* Do this
List, from the lines below, each one with "modes" in it.

Data excerpts
___

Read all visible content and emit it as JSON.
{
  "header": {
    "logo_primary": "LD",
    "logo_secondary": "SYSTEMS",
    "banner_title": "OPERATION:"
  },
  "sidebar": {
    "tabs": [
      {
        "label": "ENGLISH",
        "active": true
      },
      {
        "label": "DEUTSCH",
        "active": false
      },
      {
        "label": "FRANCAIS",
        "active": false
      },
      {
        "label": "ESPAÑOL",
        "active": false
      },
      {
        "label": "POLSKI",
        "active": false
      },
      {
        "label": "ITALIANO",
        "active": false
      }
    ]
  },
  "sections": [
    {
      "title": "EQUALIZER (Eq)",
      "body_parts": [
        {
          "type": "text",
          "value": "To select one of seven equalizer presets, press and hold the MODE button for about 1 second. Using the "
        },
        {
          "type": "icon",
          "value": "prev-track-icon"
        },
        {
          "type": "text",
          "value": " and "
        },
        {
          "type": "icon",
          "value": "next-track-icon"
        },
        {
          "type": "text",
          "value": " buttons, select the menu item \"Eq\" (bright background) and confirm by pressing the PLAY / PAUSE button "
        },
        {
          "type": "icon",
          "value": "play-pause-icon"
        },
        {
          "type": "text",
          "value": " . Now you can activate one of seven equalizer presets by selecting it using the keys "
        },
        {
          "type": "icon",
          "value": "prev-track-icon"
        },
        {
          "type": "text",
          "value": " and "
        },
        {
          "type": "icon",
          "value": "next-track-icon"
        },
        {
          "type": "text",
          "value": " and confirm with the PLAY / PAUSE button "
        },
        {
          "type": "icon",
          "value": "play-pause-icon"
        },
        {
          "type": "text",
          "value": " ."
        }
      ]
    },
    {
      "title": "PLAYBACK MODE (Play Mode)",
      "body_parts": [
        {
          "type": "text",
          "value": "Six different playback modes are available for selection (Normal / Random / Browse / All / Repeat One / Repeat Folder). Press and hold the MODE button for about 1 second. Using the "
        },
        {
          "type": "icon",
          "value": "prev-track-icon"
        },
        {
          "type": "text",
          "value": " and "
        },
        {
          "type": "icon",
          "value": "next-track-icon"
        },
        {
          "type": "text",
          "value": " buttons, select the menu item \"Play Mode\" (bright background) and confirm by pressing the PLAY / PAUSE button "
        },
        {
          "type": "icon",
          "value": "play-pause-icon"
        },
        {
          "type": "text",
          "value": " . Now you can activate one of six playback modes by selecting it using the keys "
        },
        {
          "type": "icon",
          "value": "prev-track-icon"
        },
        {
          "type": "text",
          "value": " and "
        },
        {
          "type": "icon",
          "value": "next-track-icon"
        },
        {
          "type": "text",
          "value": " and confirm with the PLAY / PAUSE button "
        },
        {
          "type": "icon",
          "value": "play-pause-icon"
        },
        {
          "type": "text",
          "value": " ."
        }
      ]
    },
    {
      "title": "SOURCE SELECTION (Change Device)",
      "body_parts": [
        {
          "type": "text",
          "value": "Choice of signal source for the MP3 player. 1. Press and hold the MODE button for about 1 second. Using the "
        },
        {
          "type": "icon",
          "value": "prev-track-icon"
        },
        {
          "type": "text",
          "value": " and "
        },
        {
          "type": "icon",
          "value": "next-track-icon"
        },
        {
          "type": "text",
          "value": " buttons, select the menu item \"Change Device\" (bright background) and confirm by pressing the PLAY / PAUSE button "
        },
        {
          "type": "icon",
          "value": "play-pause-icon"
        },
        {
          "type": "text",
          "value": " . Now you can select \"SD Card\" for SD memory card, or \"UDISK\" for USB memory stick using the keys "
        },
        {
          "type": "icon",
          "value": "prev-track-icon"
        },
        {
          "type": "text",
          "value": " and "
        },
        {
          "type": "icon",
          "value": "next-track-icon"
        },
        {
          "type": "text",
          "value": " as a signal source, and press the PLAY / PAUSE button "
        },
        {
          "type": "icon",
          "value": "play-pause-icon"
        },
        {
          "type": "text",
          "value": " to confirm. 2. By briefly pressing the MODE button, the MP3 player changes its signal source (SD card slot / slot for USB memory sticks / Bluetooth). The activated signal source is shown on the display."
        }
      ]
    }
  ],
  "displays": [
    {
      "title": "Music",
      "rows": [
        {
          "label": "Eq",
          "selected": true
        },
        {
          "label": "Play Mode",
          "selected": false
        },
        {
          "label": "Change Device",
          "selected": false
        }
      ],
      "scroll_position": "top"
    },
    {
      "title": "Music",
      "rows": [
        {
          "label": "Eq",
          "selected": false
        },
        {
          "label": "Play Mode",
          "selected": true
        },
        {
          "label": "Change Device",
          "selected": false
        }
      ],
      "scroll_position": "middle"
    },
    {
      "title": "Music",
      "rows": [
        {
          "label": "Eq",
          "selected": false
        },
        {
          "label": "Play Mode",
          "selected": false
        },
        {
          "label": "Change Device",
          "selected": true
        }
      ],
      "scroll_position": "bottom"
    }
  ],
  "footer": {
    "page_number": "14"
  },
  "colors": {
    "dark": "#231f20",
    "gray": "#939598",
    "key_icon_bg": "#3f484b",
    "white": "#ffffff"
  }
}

___

* Answer for this exercise
          "value": "Six different playback modes are available for selection (Normal / Random / Browse / All / Repeat One / Repeat Folder). Press and hold the MODE button for about 1 second. Using the "
          "value": " . Now you can activate one of six playback modes by selecting it using the keys "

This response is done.